* Begin SOURCE EXTRACT *
But local zoning and land-use authority is still broadly
recognized as reasonable and valuable. As discussed in last
month’s column, home rule
is acknowledged as vital to the preservation of public well-being and for the
expression of local needs in the policymaking process. Telecommunications
policy is an area where local authority and federal priority have now come into
conflict.
In developing these policies, state and federal regulators
have taken the explicit view that local governments impede the implementation
of their preferred strategies–essentially the development a contiguous,
nationwide network of wireless telecommunications facilities.
This federal posture is not borne of malice, but out of the
need for regulatory continuity. Whereas our telecommunications landscape was once
defined by siloed technologies (e.g. telegraph, telephone and cable) that had
different uses and infrastructure needs, our world today is defined by
convergence: the recombination of diverse technologies into a unified whole
that spans the spectra of wireless frequency. It enters our homes through
pulses of light.
The federal government implemented the Telecommunications
Act of 1996 in order to foster the development of modern telecommunications
infrastructure. But according to Frederic
Kessler, the Act was also implemented to, “Reduce state and local
barriers to market entry,” for those technologies. So while section
332 of the Act explicitly preserves local zoning authority, it
defines (and thus restricts) that authority to the placement, construction, and
modification of telecommunications facilities. Section
253 of the Act asserts that local governments may not prohibit any
entity from providing telecommunications services.
In this federal relationship, the national government
established local authority by clearly defining what it should and should not
be.
* End SOURCE EXTRACT *
▶ REQUESTS
[1] Could you write out the whole passage on local zoning authority and telecommunications policy, word for word?
[2] Can you update the listing from its first line through the line containing "project-link-what-im-up-to[interactable]: [2023–] what", both included, so that "annotate" becomes "label" and nothing else changes? Return only those lines.
* Begin TASK INPUTS *
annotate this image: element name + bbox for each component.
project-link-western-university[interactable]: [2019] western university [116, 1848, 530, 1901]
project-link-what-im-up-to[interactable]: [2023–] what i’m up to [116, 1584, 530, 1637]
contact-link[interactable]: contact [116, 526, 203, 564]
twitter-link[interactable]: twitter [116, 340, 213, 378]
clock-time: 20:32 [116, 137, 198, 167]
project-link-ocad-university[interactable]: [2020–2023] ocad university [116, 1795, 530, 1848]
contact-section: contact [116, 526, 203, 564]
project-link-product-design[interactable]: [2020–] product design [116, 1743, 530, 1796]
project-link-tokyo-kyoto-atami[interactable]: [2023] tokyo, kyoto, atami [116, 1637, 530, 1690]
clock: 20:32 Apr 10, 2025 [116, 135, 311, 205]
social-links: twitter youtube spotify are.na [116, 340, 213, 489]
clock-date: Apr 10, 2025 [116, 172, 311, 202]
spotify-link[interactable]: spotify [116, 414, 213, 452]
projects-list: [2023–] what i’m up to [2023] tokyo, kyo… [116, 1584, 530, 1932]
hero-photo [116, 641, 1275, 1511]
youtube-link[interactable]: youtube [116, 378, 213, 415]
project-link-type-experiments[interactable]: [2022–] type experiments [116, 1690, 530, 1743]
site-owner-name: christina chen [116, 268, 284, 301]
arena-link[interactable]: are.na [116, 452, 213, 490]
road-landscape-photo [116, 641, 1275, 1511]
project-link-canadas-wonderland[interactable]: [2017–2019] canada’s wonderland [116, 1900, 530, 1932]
* End TASK INPUTS *
▶ OUTPUTS BY TASK
[1]
But local zoning and land-use authority is still broadly
recognized as reasonable and valuable. As discussed in last
month’s column, home rule
is acknowledged as vital to the preservation of public well-being and for the
expression of local needs in the policymaking process. Telecommunications
policy is an area where local authority and federal priority have now come into
conflict.
In developing these policies, state and federal regulators
have taken the explicit view that local governments impede the implementation
of their preferred strategies–essentially the development a contiguous,
nationwide network of wireless telecommunications facilities.
This federal posture is not borne of malice, but out of the
need for regulatory continuity. Whereas our telecommunications landscape was once
defined by siloed technologies (e.g. telegraph, telephone and cable) that had
different uses and infrastructure needs, our world today is defined by
convergence: the recombination of diverse technologies into a unified whole
that spans the spectra of wireless frequency. It enters our homes through
pulses of light.
The federal government implemented the Telecommunications
Act of 1996 in order to foster the development of modern telecommunications
infrastructure. But according to Frederic
Kessler, the Act was also implemented to, “Reduce state and local
barriers to market entry,” for those technologies. So while section
332 of the Act explicitly preserves local zoning authority, it
defines (and thus restricts) that authority to the placement, construction, and
modification of telecommunications facilities. Section
253 of the Act asserts that local governments may not prohibit any
entity from providing telecommunications services.
In this federal relationship, the national government
established local authority by clearly defining what it should and should not
be.

[2]
label this image: element name + bbox for each component.
project-link-western-university[interactable]: [2019] western university [116, 1848, 530, 1901]
project-link-what-im-up-to[interactable]: [2023–] what i’m up to [116, 1584, 530, 1637]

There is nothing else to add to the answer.